### Goal of the exercise
Every line with the string "лицей" should be gathered.

### Collected data entries
☆ ☆ ☆ ☆ ☆ ☆ ☆

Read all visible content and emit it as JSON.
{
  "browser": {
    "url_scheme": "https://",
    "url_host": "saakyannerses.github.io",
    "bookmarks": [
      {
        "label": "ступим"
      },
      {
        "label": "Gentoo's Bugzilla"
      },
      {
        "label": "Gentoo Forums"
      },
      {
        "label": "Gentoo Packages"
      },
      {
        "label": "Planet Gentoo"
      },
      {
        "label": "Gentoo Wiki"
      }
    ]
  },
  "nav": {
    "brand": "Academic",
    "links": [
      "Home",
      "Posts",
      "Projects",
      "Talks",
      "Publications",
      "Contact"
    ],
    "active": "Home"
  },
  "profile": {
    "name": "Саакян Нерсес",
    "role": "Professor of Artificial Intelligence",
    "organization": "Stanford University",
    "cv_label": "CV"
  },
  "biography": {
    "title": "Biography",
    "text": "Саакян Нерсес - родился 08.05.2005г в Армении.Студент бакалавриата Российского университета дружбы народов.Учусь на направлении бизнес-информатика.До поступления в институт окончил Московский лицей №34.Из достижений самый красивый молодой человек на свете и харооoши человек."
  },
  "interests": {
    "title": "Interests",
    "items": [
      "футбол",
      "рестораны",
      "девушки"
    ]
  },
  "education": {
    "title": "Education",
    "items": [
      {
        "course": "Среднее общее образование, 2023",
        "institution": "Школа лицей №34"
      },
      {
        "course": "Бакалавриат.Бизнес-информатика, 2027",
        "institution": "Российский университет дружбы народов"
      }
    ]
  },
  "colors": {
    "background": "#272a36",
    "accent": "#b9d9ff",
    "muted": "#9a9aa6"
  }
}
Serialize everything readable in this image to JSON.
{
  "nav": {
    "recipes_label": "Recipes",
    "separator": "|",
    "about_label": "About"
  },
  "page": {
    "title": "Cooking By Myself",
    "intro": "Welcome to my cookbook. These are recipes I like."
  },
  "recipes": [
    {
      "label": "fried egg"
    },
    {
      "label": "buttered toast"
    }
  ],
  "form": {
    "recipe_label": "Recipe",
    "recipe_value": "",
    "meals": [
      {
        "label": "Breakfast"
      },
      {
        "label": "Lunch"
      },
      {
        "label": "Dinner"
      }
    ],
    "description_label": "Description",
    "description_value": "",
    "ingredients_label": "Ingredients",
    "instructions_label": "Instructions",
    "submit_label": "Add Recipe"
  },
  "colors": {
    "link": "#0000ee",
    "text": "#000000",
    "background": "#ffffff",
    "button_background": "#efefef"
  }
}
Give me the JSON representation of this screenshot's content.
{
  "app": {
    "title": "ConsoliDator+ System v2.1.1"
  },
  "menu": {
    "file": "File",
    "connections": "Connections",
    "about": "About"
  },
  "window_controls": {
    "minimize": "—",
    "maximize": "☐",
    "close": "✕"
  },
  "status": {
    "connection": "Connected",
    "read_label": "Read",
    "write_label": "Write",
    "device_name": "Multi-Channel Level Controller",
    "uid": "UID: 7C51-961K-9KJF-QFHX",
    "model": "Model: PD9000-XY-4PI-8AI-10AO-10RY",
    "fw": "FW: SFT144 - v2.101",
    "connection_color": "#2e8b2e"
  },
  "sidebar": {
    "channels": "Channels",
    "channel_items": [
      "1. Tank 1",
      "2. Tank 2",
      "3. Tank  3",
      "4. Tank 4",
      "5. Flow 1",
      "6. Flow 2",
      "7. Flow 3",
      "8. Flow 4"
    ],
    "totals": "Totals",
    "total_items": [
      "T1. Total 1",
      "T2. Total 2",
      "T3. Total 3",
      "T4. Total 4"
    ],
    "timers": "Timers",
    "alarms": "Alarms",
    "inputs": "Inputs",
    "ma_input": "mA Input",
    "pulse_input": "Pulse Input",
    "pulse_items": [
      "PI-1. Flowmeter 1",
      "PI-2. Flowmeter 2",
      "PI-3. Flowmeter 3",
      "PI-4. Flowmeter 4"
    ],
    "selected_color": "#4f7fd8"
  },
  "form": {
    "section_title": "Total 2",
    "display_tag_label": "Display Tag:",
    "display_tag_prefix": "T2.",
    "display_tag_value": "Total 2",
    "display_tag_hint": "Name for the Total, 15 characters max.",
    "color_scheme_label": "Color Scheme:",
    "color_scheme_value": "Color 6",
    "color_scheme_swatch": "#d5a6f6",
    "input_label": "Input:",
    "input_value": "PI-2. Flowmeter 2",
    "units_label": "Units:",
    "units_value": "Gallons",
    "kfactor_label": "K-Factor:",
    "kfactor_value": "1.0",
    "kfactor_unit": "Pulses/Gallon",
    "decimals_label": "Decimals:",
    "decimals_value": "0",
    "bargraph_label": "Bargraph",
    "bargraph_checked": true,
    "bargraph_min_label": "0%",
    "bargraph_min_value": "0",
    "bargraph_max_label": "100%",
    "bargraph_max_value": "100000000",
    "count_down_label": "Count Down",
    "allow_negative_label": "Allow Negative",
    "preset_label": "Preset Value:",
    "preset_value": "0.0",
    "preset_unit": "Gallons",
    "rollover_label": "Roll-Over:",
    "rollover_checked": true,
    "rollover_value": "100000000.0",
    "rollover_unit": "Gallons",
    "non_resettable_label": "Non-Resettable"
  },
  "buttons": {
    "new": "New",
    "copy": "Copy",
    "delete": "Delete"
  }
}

☆ ☆ ☆ ☆ ☆ ☆ ☆

### Expected output
    "text": "Саакян Нерсес - родился 08.05.2005г в Армении.Студент бакалавриата Российского университета дружбы народов.Учусь на направлении бизнес-информатика.До поступления в институт окончил Московский лицей №34.Из достижений самый красивый молодой человек на свете и харооoши человек."
        "institution": "Школа лицей №34"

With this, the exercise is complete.